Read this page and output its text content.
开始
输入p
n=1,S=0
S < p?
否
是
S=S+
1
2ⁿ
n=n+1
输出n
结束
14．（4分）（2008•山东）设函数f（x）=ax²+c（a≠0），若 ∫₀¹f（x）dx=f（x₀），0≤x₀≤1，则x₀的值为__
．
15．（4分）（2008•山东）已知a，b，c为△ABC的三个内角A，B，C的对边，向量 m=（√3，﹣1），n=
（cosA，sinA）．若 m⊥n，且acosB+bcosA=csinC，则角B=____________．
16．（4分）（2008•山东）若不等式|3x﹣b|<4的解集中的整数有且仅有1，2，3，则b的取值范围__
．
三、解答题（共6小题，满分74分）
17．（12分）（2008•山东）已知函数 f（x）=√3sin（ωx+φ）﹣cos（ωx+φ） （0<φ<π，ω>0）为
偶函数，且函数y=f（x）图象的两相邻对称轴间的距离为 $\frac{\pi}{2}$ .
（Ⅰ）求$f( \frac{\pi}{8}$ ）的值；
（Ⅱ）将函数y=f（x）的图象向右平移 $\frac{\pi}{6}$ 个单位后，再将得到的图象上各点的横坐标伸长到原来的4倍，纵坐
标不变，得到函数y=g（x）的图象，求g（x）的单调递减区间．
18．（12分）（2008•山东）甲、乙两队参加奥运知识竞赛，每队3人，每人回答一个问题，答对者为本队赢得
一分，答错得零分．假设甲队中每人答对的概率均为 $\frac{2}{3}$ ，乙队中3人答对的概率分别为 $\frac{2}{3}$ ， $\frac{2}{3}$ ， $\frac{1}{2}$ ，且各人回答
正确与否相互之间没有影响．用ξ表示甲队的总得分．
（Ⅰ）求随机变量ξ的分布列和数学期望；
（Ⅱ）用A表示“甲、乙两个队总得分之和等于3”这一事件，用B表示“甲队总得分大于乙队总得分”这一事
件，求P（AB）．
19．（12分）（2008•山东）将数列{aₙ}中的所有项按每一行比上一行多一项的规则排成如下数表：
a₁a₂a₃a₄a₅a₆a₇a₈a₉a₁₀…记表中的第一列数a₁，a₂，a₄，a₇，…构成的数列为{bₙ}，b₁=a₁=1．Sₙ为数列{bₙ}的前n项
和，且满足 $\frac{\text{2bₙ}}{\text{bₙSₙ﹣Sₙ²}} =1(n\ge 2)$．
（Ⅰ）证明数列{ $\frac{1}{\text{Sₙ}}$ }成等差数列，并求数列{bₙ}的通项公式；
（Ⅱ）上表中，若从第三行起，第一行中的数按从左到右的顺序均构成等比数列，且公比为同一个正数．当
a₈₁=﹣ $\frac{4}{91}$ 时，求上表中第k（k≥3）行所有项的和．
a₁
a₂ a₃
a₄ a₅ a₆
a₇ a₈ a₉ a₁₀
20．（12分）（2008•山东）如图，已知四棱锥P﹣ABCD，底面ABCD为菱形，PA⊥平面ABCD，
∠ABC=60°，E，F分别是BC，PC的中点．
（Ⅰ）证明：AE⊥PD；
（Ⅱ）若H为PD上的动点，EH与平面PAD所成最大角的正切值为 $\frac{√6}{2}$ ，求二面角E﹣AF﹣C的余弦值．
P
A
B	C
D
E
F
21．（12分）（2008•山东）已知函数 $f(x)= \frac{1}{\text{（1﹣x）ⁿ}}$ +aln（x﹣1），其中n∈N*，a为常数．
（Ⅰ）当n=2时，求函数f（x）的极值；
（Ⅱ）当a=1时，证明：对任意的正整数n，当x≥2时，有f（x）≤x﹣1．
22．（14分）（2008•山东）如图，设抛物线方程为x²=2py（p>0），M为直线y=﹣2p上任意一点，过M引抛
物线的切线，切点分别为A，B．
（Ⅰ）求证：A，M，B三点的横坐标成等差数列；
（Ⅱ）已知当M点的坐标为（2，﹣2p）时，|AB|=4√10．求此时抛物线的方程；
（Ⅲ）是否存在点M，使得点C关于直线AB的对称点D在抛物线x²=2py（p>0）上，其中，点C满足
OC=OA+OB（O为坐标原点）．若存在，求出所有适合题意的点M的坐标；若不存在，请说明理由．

#### TASK DESCRIPTION
From the listing above, return each line with the word "text".

#### OUTPUT FOR THIS TASK
Read this page and output its text content.
和，且满足 $\frac{\text{2bₙ}}{\text{bₙSₙ﹣Sₙ²}} =1(n\ge 2)$．
（Ⅰ）证明数列{ $\frac{1}{\text{Sₙ}}$ }成等差数列，并求数列{bₙ}的通项公式；
21．（12分）（2008•山东）已知函数 $f(x)= \frac{1}{\text{（1﹣x）ⁿ}}$ +aln（x﹣1），其中n∈N*，a为常数．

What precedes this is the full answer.